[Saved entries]
§
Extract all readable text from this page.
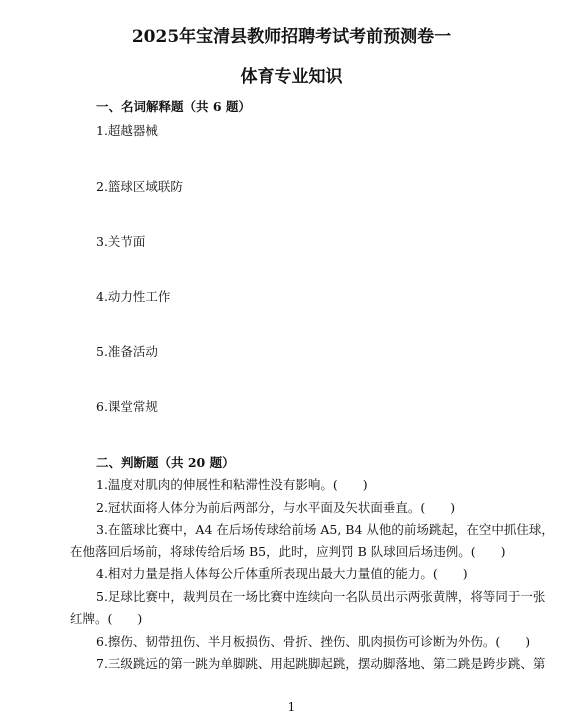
2025年宝清县教师招聘考试考前预测卷一
体育专业知识
一、名词解释题（共 6 题）
1.超越器械
2.篮球区域联防
3.关节面
4.动力性工作
5.准备活动
6.课堂常规
二、判断题（共 20 题）
1.温度对肌肉的伸展性和粘滞性没有影响。(　　)
2.冠状面将人体分为前后两部分，与水平面及矢状面垂直。(　　)
3.在篮球比赛中，A4 在后场传球给前场 A5, B4 从他的前场跳起，在空中抓住球，
在他落回后场前，将球传给后场 B5，此时，应判罚 B 队球回后场违例。(　　)
4.相对力量是指人体每公斤体重所表现出最大力量值的能力。(　　)
5.足球比赛中，裁判员在一场比赛中连续向一名队员出示两张黄牌，将等同于一张
红牌。(　　)
6.擦伤、韧带扭伤、半月板损伤、骨折、挫伤、肌肉损伤可诊断为外伤。(　　)
7.三级跳远的第一跳为单脚跳、用起跳脚起跳，摆动脚落地、第二跳是跨步跳、第
1
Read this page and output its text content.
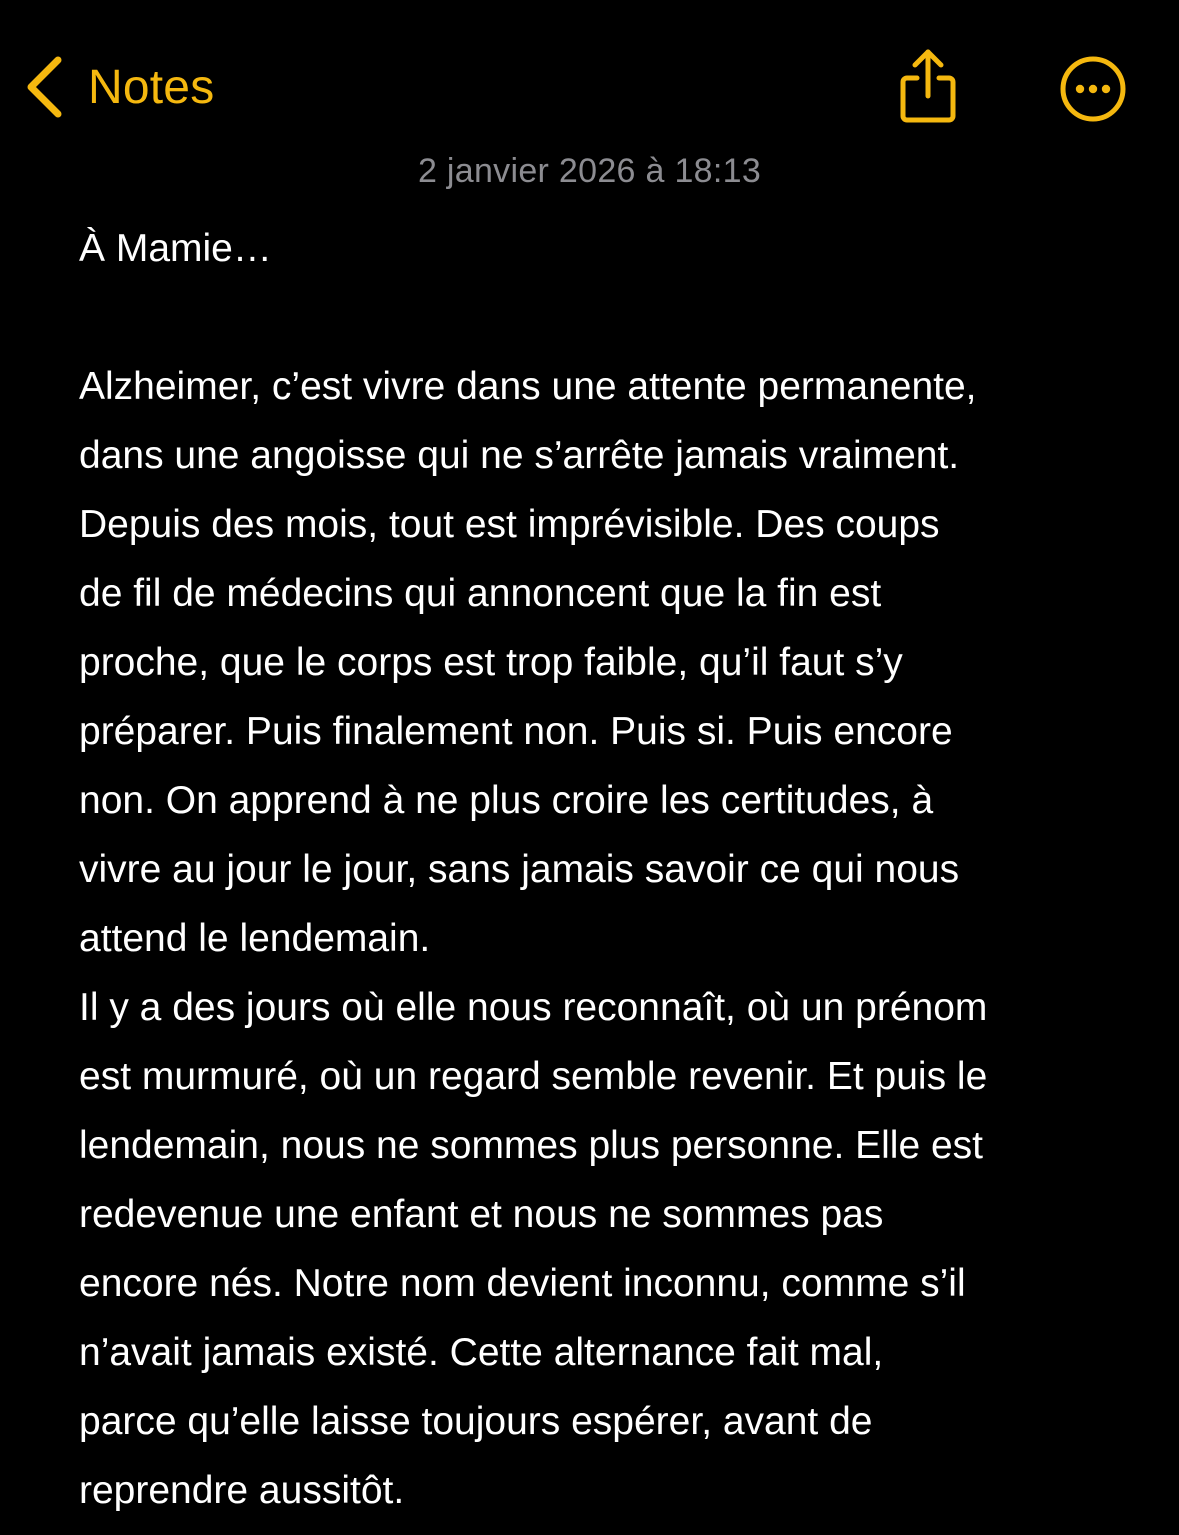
Notes
2 janvier 2026 à 18:13

À Mamie…

Alzheimer, c’est vivre dans une attente permanente,
dans une angoisse qui ne s’arrête jamais vraiment.
Depuis des mois, tout est imprévisible. Des coups
de fil de médecins qui annoncent que la fin est
proche, que le corps est trop faible, qu’il faut s’y
préparer. Puis finalement non. Puis si. Puis encore
non. On apprend à ne plus croire les certitudes, à
vivre au jour le jour, sans jamais savoir ce qui nous
attend le lendemain.

Il y a des jours où elle nous reconnaît, où un prénom
est murmuré, où un regard semble revenir. Et puis le
lendemain, nous ne sommes plus personne. Elle est
redevenue une enfant et nous ne sommes pas
encore nés. Notre nom devient inconnu, comme s’il
n’avait jamais existé. Cette alternance fait mal,
parce qu’elle laisse toujours espérer, avant de
reprendre aussitôt.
§
• **Required task**
Leave out the pictures and output the rest of the material exactly as written.

• **Answer**
Extract all readable text from this page.
2025年宝清县教师招聘考试考前预测卷一
体育专业知识
一、名词解释题（共 6 题）
1.超越器械
2.篮球区域联防
3.关节面
4.动力性工作
5.准备活动
6.课堂常规
二、判断题（共 20 题）
1.温度对肌肉的伸展性和粘滞性没有影响。(　　)
2.冠状面将人体分为前后两部分，与水平面及矢状面垂直。(　　)
3.在篮球比赛中，A4 在后场传球给前场 A5, B4 从他的前场跳起，在空中抓住球，
在他落回后场前，将球传给后场 B5，此时，应判罚 B 队球回后场违例。(　　)
4.相对力量是指人体每公斤体重所表现出最大力量值的能力。(　　)
5.足球比赛中，裁判员在一场比赛中连续向一名队员出示两张黄牌，将等同于一张
红牌。(　　)
6.擦伤、韧带扭伤、半月板损伤、骨折、挫伤、肌肉损伤可诊断为外伤。(　　)
7.三级跳远的第一跳为单脚跳、用起跳脚起跳，摆动脚落地、第二跳是跨步跳、第
1
Read this page and output its text content.
Notes
2 janvier 2026 à 18:13

À Mamie…

Alzheimer, c’est vivre dans une attente permanente,
dans une angoisse qui ne s’arrête jamais vraiment.
Depuis des mois, tout est imprévisible. Des coups
de fil de médecins qui annoncent que la fin est
proche, que le corps est trop faible, qu’il faut s’y
préparer. Puis finalement non. Puis si. Puis encore
non. On apprend à ne plus croire les certitudes, à
vivre au jour le jour, sans jamais savoir ce qui nous
attend le lendemain.

Il y a des jours où elle nous reconnaît, où un prénom
est murmuré, où un regard semble revenir. Et puis le
lendemain, nous ne sommes plus personne. Elle est
redevenue une enfant et nous ne sommes pas
encore nés. Notre nom devient inconnu, comme s’il
n’avait jamais existé. Cette alternance fait mal,
parce qu’elle laisse toujours espérer, avant de
reprendre aussitôt.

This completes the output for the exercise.